▸ Extracted records:
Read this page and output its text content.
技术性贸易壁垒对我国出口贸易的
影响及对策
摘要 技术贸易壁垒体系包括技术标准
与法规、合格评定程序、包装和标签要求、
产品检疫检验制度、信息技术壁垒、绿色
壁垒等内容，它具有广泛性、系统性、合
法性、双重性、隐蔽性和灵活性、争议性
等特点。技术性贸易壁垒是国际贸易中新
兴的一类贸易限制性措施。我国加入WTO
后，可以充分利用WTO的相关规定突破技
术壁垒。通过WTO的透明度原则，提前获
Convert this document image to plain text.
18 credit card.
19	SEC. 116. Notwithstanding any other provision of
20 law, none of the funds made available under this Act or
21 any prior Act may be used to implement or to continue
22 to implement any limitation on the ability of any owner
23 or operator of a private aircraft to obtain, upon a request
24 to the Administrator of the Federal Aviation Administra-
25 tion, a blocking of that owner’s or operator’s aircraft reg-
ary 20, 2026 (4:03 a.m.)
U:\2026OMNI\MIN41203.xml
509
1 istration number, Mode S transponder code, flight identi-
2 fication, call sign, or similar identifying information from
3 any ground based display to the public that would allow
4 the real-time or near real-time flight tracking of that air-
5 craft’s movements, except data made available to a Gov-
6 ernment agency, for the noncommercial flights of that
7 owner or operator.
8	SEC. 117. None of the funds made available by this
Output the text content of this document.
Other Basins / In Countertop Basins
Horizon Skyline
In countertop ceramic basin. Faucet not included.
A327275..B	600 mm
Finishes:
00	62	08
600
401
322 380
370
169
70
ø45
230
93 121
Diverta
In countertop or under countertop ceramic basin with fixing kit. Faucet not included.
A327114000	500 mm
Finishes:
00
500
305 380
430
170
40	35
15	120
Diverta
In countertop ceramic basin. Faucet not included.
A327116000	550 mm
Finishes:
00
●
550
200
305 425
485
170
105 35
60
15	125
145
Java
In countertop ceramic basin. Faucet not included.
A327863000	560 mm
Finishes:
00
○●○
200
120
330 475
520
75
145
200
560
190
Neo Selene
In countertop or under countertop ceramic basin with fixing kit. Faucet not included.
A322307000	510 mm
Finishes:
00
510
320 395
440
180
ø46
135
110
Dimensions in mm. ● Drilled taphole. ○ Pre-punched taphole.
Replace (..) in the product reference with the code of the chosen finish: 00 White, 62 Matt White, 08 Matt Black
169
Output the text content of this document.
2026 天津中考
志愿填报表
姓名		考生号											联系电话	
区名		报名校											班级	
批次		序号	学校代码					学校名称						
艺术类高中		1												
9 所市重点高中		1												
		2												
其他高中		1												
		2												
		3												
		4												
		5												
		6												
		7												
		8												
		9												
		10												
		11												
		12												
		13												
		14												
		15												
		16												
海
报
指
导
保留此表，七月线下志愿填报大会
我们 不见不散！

▸ Instructions for the task:
Write down every line of the data above that includes the string "owner".

▸ In response:
22 to implement any limitation on the ability of any owner
25 tion, a blocking of that owner’s or operator’s aircraft reg-
7 owner or operator.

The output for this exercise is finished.